** START OF Extracted data **

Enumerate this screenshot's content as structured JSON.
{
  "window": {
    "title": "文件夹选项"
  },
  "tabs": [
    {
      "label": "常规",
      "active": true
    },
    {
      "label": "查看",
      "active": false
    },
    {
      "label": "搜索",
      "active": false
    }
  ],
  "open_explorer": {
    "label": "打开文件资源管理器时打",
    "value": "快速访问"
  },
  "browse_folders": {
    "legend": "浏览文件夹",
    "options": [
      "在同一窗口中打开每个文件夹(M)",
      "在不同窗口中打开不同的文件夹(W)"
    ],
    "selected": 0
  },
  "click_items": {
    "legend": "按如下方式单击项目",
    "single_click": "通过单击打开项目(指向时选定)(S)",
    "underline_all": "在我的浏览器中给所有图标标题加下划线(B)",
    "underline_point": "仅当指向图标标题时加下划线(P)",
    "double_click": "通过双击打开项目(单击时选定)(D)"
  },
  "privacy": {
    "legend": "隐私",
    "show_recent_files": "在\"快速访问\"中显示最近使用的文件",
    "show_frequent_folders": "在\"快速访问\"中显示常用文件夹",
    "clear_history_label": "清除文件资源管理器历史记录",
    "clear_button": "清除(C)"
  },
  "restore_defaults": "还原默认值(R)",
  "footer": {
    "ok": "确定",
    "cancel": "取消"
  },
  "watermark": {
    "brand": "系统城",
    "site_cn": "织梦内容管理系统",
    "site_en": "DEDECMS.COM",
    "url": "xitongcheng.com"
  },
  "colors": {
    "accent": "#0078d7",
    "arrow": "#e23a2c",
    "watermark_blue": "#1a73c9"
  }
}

** END OF Extracted data **

▶ [What to produce]
Take every line from the data that contains the word "快速访问".

▶ [Task result]
    "value": "快速访问"
    "show_recent_files": "在\"快速访问\"中显示最近使用的文件",
    "show_frequent_folders": "在\"快速访问\"中显示常用文件夹",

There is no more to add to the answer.